** Material shown **
• • • • • • •

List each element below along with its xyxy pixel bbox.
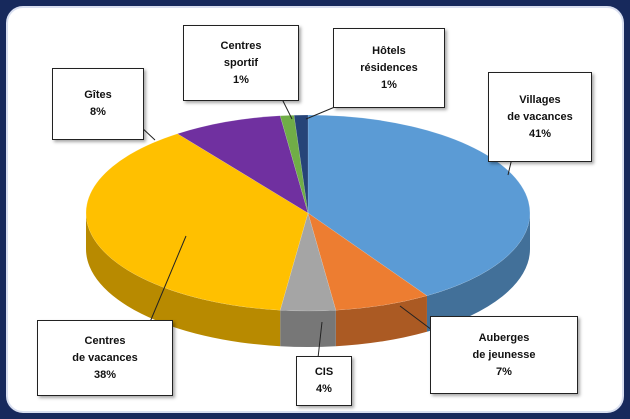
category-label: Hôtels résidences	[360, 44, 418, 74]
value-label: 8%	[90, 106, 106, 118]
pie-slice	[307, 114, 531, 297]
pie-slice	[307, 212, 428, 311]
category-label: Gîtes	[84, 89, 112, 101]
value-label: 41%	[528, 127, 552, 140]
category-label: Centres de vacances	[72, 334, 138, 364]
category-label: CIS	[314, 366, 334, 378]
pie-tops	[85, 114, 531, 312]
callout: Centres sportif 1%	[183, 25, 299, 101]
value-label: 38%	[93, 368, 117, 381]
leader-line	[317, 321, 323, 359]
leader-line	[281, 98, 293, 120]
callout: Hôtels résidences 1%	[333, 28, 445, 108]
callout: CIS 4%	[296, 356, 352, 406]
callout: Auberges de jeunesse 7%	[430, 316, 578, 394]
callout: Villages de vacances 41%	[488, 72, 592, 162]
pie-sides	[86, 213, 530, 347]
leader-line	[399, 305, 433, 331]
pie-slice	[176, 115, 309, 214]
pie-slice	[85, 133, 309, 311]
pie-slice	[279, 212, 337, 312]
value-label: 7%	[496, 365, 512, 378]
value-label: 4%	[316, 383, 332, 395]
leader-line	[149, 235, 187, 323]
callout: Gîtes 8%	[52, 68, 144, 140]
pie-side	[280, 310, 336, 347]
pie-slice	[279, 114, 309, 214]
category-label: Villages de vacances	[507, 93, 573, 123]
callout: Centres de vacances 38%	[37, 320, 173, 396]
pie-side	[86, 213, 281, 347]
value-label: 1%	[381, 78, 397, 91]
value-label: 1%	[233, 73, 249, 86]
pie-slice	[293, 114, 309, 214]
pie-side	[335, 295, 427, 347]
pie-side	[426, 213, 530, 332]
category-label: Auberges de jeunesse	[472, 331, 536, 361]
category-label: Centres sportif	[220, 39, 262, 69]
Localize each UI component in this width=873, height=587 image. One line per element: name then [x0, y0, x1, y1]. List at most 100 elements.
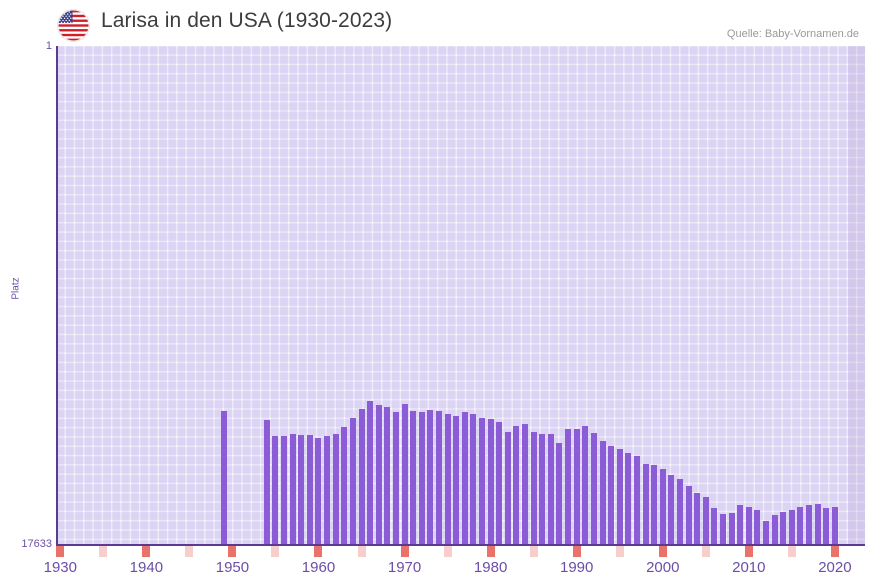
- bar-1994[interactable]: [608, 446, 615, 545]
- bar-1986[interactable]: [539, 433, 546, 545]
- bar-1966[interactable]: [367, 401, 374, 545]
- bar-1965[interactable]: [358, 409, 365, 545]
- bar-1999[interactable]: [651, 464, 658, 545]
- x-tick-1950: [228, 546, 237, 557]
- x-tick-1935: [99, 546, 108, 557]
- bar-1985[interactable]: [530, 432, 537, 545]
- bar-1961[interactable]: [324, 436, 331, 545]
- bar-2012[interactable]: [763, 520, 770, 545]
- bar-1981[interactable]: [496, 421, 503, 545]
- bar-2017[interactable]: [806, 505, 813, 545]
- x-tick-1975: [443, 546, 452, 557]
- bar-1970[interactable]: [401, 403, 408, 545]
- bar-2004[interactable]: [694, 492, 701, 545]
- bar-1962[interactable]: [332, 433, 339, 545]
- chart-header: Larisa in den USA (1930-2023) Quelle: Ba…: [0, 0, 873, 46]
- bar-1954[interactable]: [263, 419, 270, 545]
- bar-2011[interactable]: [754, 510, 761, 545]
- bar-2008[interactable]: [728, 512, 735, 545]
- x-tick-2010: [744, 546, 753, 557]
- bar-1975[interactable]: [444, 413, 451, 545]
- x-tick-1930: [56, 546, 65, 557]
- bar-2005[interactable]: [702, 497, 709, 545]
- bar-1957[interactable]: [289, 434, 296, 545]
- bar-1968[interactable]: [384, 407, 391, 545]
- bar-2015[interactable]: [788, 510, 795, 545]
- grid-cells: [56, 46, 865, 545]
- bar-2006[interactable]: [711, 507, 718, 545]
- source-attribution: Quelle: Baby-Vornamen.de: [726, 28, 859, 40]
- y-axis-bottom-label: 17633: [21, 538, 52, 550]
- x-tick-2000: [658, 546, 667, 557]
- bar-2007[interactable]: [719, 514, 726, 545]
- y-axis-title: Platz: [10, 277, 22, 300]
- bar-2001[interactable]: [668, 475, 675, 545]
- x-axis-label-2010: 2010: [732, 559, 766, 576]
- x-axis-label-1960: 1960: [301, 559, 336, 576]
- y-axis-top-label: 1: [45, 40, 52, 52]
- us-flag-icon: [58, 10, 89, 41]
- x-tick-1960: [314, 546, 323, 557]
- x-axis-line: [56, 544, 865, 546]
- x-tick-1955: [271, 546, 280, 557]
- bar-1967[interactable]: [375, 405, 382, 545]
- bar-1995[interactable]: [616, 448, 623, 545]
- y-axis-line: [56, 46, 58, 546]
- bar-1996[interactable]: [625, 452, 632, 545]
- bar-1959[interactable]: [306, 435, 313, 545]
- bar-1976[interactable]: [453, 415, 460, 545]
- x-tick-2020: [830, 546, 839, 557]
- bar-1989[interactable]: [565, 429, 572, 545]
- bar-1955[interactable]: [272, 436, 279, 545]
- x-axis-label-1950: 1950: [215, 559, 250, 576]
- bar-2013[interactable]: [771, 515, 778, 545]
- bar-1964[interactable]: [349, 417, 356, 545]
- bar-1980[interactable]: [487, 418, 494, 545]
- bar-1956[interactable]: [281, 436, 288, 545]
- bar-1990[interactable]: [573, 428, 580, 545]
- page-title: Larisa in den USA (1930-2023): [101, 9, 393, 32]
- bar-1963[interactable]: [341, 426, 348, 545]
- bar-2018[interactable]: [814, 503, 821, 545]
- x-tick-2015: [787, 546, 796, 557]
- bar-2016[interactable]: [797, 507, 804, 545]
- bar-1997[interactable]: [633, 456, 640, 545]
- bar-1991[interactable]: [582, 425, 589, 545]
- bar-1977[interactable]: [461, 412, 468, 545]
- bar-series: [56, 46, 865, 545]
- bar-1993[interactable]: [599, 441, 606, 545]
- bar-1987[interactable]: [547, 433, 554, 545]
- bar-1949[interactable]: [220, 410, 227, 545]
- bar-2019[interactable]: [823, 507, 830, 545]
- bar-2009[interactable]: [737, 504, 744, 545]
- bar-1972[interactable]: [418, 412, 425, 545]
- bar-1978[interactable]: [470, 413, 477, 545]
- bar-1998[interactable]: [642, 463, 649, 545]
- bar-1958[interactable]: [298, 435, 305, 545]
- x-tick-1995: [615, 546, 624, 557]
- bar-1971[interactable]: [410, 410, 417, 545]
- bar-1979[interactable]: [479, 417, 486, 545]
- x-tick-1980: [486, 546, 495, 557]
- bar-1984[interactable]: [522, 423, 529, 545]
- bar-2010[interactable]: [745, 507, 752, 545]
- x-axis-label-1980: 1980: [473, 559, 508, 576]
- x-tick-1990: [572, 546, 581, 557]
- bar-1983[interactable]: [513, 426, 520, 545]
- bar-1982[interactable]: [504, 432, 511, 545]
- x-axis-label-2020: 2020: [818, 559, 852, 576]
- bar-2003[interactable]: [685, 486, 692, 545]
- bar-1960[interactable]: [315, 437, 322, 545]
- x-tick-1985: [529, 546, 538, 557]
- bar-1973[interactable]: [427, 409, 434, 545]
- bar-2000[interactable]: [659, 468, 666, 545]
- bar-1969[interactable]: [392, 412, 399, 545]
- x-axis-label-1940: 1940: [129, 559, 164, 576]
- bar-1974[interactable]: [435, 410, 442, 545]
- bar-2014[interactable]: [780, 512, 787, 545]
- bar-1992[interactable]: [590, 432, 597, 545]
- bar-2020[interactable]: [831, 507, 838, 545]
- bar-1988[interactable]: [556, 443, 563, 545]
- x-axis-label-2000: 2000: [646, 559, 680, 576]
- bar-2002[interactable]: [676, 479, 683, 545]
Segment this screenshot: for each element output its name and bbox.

• • • • • • •

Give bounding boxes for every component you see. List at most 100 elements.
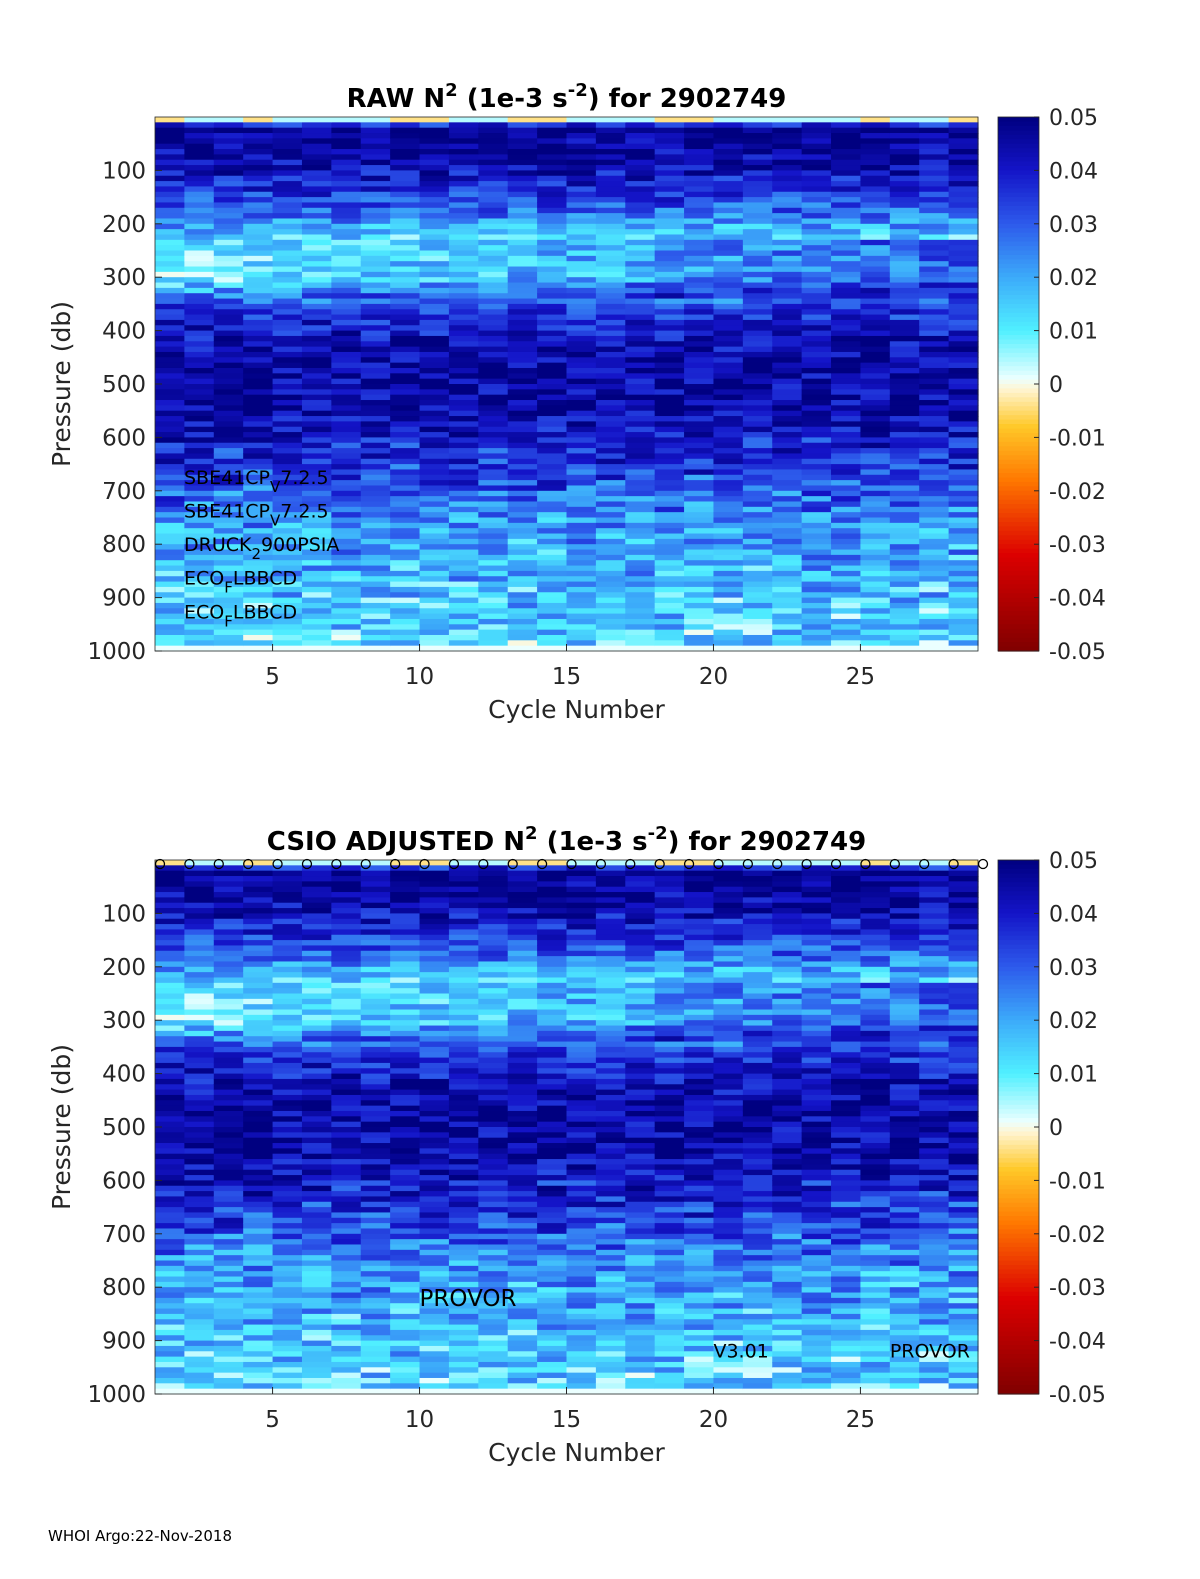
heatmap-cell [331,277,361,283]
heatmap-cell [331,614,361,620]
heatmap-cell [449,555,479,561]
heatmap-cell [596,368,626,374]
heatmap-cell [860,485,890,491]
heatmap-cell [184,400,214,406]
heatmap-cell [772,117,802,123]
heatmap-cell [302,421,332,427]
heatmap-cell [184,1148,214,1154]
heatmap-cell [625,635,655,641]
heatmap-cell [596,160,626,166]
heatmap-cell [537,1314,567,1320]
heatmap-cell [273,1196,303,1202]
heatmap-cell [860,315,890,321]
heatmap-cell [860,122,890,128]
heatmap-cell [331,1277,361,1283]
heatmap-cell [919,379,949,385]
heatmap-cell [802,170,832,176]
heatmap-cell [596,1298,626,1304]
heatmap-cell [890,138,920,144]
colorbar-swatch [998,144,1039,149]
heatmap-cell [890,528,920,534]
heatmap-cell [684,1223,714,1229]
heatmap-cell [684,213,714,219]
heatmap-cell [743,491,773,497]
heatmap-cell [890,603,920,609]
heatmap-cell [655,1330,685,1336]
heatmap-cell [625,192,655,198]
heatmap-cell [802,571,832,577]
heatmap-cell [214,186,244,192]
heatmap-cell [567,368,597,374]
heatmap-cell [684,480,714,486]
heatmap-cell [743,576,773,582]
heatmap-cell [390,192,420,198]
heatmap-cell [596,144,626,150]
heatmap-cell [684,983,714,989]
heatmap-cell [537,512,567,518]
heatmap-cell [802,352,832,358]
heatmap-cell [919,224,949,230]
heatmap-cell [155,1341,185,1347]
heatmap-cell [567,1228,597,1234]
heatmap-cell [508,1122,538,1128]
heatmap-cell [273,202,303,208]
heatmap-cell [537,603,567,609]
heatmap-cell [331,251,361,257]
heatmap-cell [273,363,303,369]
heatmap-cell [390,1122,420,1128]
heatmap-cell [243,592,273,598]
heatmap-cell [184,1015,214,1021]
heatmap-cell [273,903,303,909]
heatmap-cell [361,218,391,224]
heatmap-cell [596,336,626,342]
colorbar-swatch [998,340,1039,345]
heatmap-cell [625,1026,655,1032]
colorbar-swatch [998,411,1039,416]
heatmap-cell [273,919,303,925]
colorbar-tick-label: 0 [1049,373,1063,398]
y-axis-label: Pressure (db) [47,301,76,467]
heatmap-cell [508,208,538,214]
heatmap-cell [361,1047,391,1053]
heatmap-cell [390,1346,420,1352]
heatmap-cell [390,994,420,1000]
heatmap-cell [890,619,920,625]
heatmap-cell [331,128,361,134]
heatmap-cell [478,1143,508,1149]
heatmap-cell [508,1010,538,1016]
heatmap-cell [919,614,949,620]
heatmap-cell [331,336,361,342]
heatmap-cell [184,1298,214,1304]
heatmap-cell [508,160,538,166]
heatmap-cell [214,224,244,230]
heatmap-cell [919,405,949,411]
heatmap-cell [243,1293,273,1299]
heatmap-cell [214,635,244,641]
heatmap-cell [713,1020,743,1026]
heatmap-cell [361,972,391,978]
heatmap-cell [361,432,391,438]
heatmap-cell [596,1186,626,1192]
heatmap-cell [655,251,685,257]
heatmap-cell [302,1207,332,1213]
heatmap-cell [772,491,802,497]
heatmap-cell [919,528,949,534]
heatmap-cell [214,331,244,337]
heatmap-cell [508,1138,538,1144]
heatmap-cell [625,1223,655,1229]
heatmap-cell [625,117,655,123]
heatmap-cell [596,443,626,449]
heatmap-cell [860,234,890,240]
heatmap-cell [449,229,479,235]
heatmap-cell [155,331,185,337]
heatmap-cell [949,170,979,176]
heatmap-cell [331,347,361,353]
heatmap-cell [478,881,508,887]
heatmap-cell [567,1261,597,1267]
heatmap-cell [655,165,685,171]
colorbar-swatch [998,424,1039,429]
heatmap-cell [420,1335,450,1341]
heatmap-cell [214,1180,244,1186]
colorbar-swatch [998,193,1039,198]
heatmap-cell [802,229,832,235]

• • • • • • •

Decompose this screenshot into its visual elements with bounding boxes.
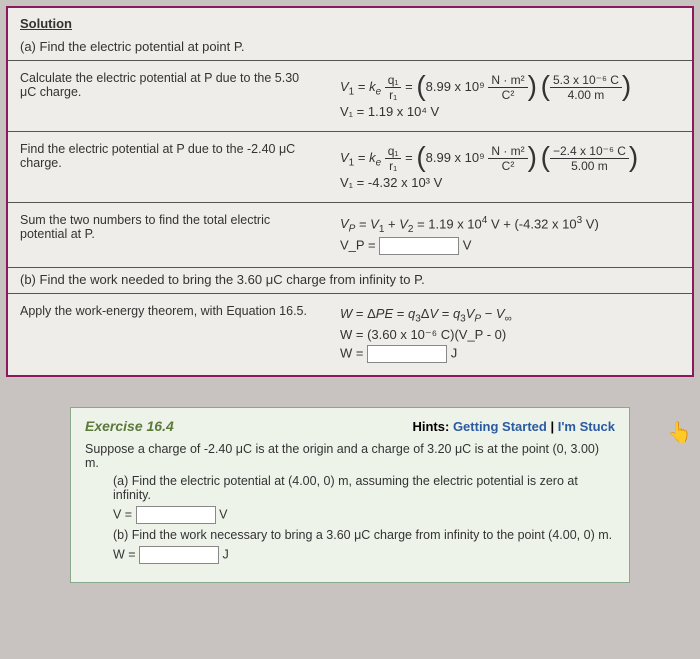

• • • • • • •

** What the exercise asks **
Could you copy everything in the first listing from the line containing "List each element" down to the line containing "213, 530, 332]", both ends included, character for character but without the picture?

** Solved exercise **
List each element below along with its xyxy pixel bbox.
category-label: Hôtels résidences	[360, 44, 418, 74]
value-label: 8%	[90, 106, 106, 118]
pie-slice	[307, 114, 531, 297]
pie-slice	[307, 212, 428, 311]
category-label: Gîtes	[84, 89, 112, 101]
value-label: 41%	[528, 127, 552, 140]
category-label: Centres de vacances	[72, 334, 138, 364]
category-label: CIS	[314, 366, 334, 378]
pie-tops	[85, 114, 531, 312]
callout: Centres sportif 1%	[183, 25, 299, 101]
value-label: 38%	[93, 368, 117, 381]
leader-line	[317, 321, 323, 359]
leader-line	[281, 98, 293, 120]
callout: Hôtels résidences 1%	[333, 28, 445, 108]
callout: CIS 4%	[296, 356, 352, 406]
callout: Auberges de jeunesse 7%	[430, 316, 578, 394]
callout: Villages de vacances 41%	[488, 72, 592, 162]
pie-sides	[86, 213, 530, 347]
leader-line	[399, 305, 433, 331]
pie-slice	[176, 115, 309, 214]
pie-slice	[85, 133, 309, 311]
pie-slice	[279, 212, 337, 312]
value-label: 7%	[496, 365, 512, 378]
value-label: 4%	[316, 383, 332, 395]
leader-line	[149, 235, 187, 323]
callout: Gîtes 8%	[52, 68, 144, 140]
pie-side	[280, 310, 336, 347]
pie-slice	[279, 114, 309, 214]
category-label: Villages de vacances	[507, 93, 573, 123]
callout: Centres de vacances 38%	[37, 320, 173, 396]
pie-side	[86, 213, 281, 347]
value-label: 1%	[381, 78, 397, 91]
value-label: 1%	[233, 73, 249, 86]
pie-slice	[293, 114, 309, 214]
pie-side	[335, 295, 427, 347]
pie-side	[426, 213, 530, 332]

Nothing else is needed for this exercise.